| Work to do |
Identify every line in the records below that contains the word "name", and copy each of those lines.

| Task material |
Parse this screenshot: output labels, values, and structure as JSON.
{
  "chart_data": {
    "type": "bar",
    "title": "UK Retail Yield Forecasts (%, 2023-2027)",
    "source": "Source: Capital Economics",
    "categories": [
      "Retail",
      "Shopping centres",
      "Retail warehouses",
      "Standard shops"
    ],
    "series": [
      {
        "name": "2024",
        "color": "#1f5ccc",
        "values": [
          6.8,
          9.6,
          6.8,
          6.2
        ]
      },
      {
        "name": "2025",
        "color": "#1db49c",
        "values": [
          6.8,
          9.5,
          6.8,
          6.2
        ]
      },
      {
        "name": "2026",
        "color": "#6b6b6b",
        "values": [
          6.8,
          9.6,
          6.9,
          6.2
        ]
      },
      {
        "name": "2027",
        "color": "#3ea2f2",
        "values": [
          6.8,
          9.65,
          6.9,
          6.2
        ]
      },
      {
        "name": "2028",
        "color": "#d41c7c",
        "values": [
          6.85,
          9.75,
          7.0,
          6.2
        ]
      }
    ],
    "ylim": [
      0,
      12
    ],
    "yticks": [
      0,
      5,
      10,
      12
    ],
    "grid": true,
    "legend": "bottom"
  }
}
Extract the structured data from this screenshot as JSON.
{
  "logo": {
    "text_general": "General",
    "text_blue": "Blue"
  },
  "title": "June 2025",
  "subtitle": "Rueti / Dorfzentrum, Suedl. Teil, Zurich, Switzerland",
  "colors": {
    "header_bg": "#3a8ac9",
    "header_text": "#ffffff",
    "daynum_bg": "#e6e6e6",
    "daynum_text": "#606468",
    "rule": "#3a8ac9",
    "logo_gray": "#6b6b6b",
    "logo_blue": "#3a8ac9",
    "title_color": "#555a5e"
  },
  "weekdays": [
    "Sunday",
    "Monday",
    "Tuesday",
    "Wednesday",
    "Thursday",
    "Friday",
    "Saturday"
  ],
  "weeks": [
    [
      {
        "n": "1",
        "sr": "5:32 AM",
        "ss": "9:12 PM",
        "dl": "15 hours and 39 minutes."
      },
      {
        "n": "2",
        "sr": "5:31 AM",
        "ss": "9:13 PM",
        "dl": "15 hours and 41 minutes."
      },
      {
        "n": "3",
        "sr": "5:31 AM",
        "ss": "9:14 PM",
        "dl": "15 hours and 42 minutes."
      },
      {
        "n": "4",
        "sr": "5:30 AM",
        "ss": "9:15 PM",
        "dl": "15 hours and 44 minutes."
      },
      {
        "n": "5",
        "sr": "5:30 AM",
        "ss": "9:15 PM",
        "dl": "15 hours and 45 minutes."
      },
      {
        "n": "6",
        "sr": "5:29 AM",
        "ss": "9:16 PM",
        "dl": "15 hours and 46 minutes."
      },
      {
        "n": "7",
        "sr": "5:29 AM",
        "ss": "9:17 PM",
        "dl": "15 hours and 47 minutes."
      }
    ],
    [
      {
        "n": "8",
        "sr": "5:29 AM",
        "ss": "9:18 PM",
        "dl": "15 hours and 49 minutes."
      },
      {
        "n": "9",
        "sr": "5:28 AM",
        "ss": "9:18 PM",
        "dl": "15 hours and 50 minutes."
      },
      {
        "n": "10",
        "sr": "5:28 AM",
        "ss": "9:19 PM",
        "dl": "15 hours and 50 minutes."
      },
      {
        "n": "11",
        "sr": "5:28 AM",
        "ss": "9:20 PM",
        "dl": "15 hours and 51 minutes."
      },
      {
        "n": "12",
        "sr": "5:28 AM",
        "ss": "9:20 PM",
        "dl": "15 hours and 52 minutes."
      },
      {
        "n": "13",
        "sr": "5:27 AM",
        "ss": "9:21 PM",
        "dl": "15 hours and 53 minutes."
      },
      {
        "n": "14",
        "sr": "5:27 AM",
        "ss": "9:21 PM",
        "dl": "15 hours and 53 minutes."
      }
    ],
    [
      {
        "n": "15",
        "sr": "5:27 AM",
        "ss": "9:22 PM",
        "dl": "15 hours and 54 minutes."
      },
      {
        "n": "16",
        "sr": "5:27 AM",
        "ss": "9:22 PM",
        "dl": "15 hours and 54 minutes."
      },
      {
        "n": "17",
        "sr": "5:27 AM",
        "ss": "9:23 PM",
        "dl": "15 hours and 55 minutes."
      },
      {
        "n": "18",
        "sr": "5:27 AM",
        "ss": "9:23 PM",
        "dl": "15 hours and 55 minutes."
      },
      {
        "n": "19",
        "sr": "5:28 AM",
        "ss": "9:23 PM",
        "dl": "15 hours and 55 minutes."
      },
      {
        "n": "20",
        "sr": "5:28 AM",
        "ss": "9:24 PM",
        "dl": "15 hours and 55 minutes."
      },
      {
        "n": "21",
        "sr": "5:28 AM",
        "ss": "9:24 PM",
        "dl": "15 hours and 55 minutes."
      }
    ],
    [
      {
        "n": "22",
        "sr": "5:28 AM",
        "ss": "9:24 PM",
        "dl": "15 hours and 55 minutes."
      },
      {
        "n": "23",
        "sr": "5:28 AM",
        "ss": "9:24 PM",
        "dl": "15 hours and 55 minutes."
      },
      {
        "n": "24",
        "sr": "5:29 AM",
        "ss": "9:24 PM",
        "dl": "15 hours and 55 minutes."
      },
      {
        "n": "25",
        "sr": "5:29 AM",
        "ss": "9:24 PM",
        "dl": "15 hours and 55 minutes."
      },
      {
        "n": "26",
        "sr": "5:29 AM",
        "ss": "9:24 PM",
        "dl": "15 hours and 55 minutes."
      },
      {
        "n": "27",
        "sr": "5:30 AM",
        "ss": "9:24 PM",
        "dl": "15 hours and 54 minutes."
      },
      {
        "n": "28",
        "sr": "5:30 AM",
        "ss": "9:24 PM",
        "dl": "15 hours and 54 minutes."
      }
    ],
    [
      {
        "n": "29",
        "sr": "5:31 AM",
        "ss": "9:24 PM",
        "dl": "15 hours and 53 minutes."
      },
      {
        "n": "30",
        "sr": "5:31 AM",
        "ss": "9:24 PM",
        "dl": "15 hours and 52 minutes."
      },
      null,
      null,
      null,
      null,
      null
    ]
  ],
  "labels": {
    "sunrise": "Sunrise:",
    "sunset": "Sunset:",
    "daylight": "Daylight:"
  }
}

| Reply to the exercise |
        "name": "2024",
        "name": "2025",
        "name": "2026",
        "name": "2027",
        "name": "2028",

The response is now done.